» WRITTEN TASK:
Report all lines holding "actuariel".

» EXTRACTED DATA:
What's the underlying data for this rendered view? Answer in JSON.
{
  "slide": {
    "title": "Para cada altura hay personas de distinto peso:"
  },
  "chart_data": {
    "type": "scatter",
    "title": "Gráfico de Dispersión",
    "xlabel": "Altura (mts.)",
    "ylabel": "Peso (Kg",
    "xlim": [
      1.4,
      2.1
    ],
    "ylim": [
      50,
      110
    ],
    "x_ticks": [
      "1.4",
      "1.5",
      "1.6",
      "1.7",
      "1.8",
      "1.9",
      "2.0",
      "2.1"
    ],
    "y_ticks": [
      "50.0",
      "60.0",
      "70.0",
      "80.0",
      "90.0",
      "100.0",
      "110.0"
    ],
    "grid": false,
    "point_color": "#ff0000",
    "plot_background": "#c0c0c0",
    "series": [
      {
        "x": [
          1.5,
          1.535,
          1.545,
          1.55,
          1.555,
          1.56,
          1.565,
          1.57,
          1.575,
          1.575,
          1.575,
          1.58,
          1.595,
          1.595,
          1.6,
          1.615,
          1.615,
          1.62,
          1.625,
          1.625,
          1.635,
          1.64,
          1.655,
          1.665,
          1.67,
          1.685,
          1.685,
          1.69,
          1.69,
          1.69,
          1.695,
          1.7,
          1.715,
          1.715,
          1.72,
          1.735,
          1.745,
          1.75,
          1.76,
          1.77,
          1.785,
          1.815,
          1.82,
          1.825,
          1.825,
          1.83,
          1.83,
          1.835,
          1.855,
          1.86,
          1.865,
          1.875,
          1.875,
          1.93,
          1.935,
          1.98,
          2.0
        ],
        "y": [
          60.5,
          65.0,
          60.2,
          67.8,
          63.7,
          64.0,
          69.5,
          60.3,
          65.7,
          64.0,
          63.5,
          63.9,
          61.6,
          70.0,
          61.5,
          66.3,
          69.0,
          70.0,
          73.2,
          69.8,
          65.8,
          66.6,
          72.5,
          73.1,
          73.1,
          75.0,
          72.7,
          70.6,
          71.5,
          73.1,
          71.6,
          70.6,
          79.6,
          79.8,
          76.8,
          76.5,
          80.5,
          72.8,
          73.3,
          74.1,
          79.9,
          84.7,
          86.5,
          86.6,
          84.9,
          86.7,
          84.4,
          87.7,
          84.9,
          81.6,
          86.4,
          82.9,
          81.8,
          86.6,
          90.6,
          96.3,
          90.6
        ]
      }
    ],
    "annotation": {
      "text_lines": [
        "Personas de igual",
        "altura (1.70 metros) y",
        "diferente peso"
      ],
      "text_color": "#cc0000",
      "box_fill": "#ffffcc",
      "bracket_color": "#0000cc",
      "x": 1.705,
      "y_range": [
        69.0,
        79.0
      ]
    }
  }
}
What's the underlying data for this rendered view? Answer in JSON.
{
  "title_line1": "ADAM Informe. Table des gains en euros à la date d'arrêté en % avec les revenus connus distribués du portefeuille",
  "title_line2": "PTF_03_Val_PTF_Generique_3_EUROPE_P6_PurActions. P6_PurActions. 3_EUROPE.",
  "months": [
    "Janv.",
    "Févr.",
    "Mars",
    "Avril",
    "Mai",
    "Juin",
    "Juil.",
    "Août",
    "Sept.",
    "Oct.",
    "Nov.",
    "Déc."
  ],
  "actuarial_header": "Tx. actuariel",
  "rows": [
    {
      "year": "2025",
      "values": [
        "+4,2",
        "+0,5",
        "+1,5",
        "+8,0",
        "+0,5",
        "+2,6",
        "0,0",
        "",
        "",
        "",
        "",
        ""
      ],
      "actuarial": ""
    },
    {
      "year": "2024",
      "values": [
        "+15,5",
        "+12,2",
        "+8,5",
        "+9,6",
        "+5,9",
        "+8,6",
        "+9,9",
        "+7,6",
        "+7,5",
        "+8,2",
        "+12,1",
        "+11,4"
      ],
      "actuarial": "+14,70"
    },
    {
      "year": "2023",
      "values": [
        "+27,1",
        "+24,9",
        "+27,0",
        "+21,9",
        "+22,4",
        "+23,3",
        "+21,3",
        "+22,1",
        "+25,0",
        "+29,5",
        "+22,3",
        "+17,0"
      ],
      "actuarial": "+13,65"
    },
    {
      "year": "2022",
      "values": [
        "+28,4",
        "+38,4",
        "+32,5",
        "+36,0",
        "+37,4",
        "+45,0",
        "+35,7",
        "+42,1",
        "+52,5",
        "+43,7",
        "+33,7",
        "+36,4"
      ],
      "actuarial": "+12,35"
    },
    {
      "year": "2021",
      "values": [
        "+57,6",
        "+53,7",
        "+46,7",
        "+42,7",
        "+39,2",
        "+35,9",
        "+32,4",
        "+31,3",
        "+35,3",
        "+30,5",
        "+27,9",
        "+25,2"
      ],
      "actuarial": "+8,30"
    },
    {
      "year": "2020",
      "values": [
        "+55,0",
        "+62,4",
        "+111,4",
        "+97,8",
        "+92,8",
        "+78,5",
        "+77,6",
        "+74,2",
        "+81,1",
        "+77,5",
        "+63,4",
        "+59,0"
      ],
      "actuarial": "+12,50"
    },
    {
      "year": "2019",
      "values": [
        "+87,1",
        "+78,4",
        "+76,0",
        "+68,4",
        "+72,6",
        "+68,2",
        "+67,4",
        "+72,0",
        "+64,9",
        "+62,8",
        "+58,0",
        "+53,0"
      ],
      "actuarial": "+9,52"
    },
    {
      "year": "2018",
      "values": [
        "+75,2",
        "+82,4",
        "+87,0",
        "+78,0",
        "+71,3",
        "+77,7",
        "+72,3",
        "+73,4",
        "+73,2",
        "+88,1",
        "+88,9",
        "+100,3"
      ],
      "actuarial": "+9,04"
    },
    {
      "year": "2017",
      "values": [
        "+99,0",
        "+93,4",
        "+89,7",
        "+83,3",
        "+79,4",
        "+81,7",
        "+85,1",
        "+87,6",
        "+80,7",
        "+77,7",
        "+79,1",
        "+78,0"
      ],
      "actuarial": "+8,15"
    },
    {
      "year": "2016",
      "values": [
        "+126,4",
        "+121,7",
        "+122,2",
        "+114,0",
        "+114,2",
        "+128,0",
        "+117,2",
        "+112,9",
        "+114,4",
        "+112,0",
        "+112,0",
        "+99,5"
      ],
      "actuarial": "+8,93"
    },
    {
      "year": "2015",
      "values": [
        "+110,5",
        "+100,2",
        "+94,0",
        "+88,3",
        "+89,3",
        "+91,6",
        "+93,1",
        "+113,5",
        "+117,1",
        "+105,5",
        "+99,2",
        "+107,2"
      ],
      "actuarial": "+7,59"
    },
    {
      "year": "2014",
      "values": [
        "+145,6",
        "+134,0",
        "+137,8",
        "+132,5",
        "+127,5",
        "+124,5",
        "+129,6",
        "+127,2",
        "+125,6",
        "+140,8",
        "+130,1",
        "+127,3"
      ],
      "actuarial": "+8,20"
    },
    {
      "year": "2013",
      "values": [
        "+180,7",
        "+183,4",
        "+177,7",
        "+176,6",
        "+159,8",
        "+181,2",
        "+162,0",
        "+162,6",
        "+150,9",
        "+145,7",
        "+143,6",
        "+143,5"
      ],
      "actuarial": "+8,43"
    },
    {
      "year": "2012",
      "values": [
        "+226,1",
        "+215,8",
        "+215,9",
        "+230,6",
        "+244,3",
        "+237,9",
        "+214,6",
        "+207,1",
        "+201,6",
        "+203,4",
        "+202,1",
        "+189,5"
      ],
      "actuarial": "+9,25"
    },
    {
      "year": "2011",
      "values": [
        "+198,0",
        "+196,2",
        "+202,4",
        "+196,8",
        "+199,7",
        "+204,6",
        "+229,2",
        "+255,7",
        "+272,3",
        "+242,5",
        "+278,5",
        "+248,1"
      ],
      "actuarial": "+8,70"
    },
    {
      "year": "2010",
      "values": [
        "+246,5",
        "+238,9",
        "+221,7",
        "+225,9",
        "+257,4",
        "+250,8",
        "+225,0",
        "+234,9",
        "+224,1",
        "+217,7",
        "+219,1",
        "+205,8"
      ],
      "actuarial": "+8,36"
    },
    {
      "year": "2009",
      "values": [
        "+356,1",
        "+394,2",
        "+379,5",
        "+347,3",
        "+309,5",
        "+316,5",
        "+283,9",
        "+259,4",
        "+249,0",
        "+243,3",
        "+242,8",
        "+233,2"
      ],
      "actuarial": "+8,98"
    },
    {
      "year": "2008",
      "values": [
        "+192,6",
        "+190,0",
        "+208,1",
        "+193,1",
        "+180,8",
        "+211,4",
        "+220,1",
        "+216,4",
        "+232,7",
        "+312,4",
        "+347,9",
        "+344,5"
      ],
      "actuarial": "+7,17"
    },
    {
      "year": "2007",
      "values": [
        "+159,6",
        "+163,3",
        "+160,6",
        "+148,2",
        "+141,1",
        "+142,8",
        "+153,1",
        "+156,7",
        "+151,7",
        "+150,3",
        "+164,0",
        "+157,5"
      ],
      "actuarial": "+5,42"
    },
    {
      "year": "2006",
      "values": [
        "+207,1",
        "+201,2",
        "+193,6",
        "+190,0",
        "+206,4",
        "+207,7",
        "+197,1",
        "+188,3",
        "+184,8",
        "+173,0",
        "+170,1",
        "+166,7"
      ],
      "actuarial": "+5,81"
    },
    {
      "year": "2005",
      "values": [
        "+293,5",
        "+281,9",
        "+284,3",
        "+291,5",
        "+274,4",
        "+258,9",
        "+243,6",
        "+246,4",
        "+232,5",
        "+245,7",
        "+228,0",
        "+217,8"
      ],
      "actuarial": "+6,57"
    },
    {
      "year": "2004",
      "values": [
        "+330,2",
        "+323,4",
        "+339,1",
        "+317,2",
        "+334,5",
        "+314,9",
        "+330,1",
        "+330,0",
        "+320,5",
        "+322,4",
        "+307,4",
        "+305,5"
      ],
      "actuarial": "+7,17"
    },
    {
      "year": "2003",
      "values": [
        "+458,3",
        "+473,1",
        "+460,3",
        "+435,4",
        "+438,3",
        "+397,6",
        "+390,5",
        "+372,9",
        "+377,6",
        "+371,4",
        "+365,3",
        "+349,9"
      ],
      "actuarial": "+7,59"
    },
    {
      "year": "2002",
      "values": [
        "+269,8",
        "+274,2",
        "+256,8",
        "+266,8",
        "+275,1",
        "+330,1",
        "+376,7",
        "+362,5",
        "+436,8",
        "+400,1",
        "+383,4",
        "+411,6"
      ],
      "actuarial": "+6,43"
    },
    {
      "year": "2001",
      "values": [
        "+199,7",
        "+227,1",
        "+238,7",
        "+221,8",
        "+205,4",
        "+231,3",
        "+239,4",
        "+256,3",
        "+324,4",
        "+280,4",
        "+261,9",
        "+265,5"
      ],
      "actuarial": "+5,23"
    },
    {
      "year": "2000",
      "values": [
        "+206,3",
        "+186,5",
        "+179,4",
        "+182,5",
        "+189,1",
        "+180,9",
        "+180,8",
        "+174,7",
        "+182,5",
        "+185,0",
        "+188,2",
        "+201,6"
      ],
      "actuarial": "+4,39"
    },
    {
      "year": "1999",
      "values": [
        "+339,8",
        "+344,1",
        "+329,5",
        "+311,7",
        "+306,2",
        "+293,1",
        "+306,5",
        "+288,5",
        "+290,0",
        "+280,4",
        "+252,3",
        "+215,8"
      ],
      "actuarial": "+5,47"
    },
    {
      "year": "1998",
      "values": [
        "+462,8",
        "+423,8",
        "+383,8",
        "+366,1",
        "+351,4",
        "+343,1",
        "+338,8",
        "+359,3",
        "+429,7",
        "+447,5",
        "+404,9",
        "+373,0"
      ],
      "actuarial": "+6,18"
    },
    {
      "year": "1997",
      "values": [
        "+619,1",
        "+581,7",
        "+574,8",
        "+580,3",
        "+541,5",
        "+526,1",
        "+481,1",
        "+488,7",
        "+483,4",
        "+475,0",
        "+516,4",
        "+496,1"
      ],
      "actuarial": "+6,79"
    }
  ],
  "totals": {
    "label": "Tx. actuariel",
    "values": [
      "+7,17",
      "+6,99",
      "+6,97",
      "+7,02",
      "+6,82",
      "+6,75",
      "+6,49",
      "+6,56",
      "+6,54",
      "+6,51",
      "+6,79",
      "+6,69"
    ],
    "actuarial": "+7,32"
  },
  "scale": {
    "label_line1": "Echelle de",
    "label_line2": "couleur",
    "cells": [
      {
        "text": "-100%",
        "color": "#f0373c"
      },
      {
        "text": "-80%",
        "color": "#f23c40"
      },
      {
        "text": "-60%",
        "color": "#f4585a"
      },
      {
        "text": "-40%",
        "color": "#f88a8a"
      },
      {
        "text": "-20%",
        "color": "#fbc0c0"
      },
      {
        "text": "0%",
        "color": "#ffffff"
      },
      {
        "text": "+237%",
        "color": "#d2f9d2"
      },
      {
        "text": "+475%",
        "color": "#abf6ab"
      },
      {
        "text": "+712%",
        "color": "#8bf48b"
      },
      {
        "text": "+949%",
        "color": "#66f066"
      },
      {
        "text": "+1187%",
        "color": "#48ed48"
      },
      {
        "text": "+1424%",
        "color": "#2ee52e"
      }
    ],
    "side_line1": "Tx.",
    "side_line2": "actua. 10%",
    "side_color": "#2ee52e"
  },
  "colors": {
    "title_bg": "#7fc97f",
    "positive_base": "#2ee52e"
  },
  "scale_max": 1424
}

» COMPLETED TASK:
  "actuarial_header": "Tx. actuariel",
    "label": "Tx. actuariel",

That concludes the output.